What this task involves> Please set down every record exactly as it appears below.

Available data>
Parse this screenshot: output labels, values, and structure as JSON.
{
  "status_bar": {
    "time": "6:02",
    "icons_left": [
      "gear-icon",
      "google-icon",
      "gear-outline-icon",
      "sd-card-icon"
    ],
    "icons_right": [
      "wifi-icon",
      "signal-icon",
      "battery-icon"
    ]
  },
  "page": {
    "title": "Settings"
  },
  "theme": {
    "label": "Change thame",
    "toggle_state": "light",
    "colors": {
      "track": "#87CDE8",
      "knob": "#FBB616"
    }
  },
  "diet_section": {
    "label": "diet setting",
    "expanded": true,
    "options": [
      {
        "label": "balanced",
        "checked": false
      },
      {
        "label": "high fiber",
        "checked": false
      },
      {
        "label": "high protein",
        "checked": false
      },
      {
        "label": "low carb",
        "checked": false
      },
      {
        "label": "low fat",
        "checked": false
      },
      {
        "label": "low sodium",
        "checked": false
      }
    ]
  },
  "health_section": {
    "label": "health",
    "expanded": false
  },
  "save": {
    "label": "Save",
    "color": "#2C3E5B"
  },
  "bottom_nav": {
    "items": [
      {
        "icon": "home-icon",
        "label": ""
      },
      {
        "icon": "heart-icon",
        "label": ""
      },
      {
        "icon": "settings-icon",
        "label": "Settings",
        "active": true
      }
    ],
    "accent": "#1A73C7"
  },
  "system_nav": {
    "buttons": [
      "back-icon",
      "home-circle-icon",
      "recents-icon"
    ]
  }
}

Result for this exercise>
Parse this screenshot: output labels, values, and structure as JSON.
{
  "status_bar": {
    "time": "6:02",
    "icons_left": [
      "gear-icon",
      "google-icon",
      "gear-outline-icon",
      "sd-card-icon"
    ],
    "icons_right": [
      "wifi-icon",
      "signal-icon",
      "battery-icon"
    ]
  },
  "page": {
    "title": "Settings"
  },
  "theme": {
    "label": "Change thame",
    "toggle_state": "light",
    "colors": {
      "track": "#87CDE8",
      "knob": "#FBB616"
    }
  },
  "diet_section": {
    "label": "diet setting",
    "expanded": true,
    "options": [
      {
        "label": "balanced",
        "checked": false
      },
      {
        "label": "high fiber",
        "checked": false
      },
      {
        "label": "high protein",
        "checked": false
      },
      {
        "label": "low carb",
        "checked": false
      },
      {
        "label": "low fat",
        "checked": false
      },
      {
        "label": "low sodium",
        "checked": false
      }
    ]
  },
  "health_section": {
    "label": "health",
    "expanded": false
  },
  "save": {
    "label": "Save",
    "color": "#2C3E5B"
  },
  "bottom_nav": {
    "items": [
      {
        "icon": "home-icon",
        "label": ""
      },
      {
        "icon": "heart-icon",
        "label": ""
      },
      {
        "icon": "settings-icon",
        "label": "Settings",
        "active": true
      }
    ],
    "accent": "#1A73C7"
  },
  "system_nav": {
    "buttons": [
      "back-icon",
      "home-circle-icon",
      "recents-icon"
    ]
  }
}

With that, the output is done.